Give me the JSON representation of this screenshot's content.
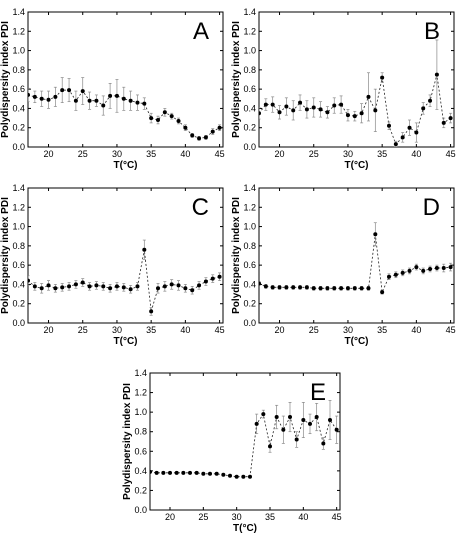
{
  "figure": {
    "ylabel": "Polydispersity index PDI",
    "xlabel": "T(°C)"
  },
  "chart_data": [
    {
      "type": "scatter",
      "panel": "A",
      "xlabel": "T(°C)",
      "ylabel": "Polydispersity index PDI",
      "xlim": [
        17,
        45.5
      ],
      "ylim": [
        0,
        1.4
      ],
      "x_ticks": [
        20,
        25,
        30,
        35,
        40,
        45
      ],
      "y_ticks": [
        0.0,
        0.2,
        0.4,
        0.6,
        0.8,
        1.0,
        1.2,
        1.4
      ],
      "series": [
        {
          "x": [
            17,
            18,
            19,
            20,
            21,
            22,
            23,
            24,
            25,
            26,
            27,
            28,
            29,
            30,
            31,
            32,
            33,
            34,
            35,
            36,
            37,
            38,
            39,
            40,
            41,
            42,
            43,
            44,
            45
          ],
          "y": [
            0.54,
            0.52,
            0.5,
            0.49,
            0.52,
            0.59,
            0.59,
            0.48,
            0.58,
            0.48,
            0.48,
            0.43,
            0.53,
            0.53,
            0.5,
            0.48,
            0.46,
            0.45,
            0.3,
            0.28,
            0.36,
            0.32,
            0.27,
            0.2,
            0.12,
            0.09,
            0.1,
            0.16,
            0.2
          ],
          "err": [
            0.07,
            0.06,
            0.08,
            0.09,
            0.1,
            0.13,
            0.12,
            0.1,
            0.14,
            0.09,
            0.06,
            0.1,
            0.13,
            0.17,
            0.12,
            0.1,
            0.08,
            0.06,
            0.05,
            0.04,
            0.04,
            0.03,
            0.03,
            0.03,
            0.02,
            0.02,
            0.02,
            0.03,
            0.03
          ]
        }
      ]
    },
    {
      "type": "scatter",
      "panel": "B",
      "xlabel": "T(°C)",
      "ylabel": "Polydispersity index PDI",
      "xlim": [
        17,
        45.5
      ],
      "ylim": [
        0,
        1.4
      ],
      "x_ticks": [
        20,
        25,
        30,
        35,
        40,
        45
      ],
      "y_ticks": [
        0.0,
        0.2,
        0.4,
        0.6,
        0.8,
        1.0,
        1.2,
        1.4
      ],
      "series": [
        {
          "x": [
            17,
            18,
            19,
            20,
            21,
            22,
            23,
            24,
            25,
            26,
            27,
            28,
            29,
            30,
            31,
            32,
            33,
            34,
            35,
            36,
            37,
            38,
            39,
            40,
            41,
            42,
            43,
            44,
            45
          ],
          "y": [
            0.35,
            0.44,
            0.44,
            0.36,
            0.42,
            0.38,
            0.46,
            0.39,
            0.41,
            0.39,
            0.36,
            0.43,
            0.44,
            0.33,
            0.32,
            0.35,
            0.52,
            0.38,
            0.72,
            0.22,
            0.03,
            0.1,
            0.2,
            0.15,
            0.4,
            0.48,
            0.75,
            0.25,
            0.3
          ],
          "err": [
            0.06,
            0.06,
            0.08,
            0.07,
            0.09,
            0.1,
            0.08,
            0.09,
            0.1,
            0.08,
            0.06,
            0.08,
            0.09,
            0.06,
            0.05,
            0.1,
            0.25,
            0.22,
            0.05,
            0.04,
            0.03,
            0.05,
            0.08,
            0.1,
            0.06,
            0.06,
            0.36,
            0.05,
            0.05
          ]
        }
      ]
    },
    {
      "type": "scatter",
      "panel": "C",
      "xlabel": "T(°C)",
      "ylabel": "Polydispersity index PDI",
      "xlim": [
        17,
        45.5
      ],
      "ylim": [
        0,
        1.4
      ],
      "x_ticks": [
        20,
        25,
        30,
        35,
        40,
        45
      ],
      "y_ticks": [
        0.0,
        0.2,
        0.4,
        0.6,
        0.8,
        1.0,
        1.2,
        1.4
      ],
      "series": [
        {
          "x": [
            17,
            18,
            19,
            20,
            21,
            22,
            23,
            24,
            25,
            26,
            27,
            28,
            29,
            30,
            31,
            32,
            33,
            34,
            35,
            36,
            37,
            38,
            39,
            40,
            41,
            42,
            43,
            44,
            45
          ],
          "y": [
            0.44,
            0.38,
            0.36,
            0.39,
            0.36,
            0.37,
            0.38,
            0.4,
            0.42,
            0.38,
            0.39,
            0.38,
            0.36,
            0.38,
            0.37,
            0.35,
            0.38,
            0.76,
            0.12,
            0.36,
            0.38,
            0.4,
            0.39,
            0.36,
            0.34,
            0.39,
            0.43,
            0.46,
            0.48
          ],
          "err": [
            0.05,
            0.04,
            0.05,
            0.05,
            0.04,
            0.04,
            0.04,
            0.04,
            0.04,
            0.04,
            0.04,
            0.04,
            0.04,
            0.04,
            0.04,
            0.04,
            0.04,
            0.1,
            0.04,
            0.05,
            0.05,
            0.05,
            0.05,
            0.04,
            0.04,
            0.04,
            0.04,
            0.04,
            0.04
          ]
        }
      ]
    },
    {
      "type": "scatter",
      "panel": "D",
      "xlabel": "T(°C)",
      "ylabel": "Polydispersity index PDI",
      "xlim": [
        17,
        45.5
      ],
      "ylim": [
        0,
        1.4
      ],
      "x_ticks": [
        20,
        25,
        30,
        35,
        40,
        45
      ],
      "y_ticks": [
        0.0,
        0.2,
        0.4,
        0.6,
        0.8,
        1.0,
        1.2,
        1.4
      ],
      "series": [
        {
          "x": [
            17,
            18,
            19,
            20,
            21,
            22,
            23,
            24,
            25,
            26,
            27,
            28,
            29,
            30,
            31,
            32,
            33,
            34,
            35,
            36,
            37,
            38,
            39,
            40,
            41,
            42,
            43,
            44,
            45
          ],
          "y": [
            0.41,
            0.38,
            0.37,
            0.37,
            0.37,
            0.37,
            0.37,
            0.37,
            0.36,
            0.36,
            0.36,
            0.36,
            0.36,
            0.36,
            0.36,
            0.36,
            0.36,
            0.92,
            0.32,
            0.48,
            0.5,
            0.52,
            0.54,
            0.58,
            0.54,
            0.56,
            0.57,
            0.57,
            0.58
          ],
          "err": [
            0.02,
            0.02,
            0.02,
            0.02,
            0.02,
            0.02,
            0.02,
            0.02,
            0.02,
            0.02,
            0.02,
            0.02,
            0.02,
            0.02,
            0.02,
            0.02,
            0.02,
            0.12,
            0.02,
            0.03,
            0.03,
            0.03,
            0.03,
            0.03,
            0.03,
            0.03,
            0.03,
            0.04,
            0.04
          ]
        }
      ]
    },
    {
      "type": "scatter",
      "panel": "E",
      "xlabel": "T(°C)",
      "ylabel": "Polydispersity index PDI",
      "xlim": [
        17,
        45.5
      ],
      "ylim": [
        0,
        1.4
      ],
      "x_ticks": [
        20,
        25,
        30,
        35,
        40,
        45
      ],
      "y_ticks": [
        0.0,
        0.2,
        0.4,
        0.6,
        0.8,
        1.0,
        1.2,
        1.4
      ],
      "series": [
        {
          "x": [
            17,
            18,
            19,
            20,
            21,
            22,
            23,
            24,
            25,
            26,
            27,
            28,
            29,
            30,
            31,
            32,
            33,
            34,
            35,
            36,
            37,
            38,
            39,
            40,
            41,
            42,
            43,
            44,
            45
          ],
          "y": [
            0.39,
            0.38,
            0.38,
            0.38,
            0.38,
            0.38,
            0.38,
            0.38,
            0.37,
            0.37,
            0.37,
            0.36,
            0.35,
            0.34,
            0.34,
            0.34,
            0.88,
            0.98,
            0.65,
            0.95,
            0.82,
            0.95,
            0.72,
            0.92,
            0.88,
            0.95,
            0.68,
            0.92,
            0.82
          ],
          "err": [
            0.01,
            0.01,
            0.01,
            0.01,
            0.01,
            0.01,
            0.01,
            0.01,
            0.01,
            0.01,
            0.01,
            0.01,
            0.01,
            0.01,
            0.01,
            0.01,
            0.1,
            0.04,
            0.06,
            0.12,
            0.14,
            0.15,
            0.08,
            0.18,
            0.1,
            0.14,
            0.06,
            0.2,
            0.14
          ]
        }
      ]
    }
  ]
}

_ _ _ _

(INSTRUCTIONS TO FOLLOW) Tell how many lines in the records above contain "panel", giving the number and no other words.

(OUTPUT OF THE TASK) 5